▶ **Task brief**: Every record below should be written out exactly; pictures stay out.

A block of data
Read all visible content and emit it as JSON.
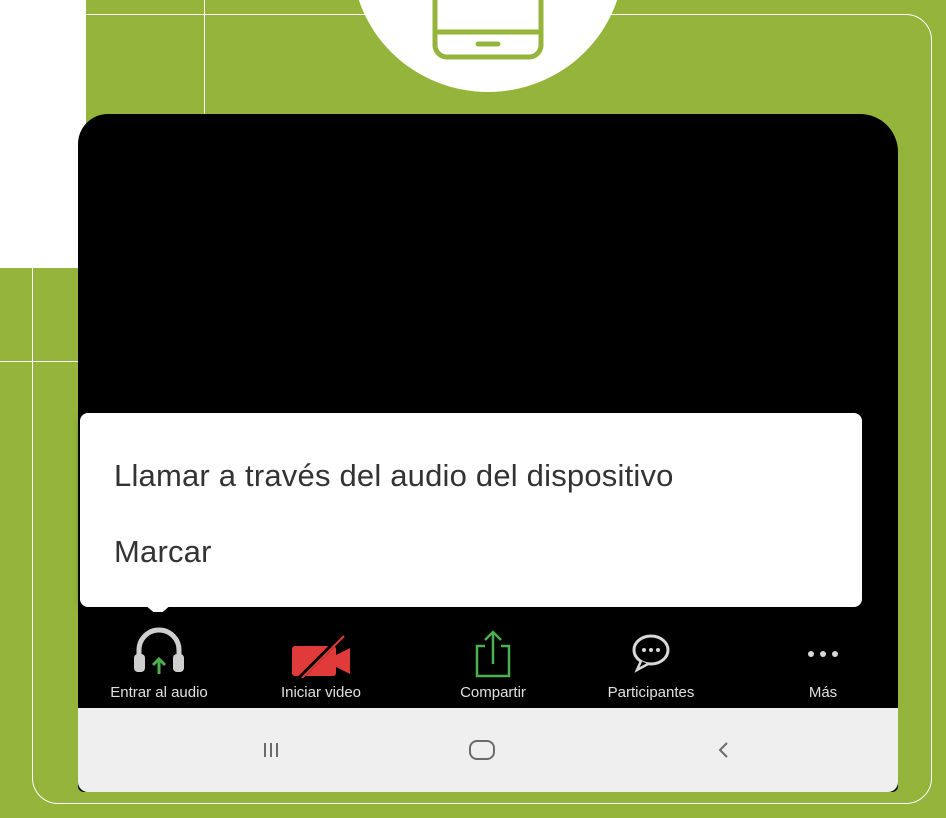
{
  "popup": {
    "items": [
      "Llamar a través del audio del dispositivo",
      "Marcar"
    ]
  },
  "toolbar": {
    "items": [
      {
        "label": "Entrar al audio",
        "icon": "headphones-icon"
      },
      {
        "label": "Iniciar video",
        "icon": "video-off-icon"
      },
      {
        "label": "Compartir",
        "icon": "share-icon"
      },
      {
        "label": "Participantes",
        "icon": "chat-bubble-icon"
      },
      {
        "label": "Más",
        "icon": "more-icon"
      }
    ]
  },
  "navbar": {
    "items": [
      "recent-apps-icon",
      "home-icon",
      "back-icon"
    ]
  },
  "colors": {
    "background": "#94b43c",
    "video_off": "#e03a3a",
    "share": "#4caf50",
    "audio_arrow": "#4caf50"
  }
}
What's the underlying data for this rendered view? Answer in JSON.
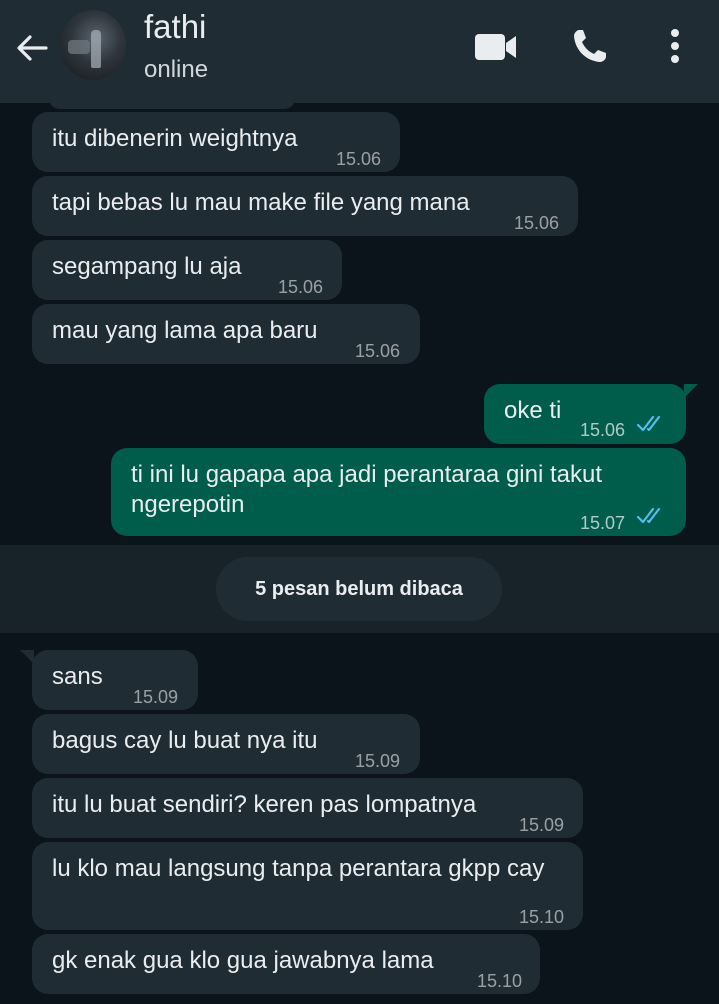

▶ **Result of the task**:
Read all visible content and emit it as JSON.
{
  "popup": {
    "items": [
      "Llamar a través del audio del dispositivo",
      "Marcar"
    ]
  },
  "toolbar": {
    "items": [
      {
        "label": "Entrar al audio",
        "icon": "headphones-icon"
      },
      {
        "label": "Iniciar video",
        "icon": "video-off-icon"
      },
      {
        "label": "Compartir",
        "icon": "share-icon"
      },
      {
        "label": "Participantes",
        "icon": "chat-bubble-icon"
      },
      {
        "label": "Más",
        "icon": "more-icon"
      }
    ]
  },
  "navbar": {
    "items": [
      "recent-apps-icon",
      "home-icon",
      "back-icon"
    ]
  },
  "colors": {
    "background": "#94b43c",
    "video_off": "#e03a3a",
    "share": "#4caf50",
    "audio_arrow": "#4caf50"
  }
}
What's the underlying data for this rendered view? Answer in JSON.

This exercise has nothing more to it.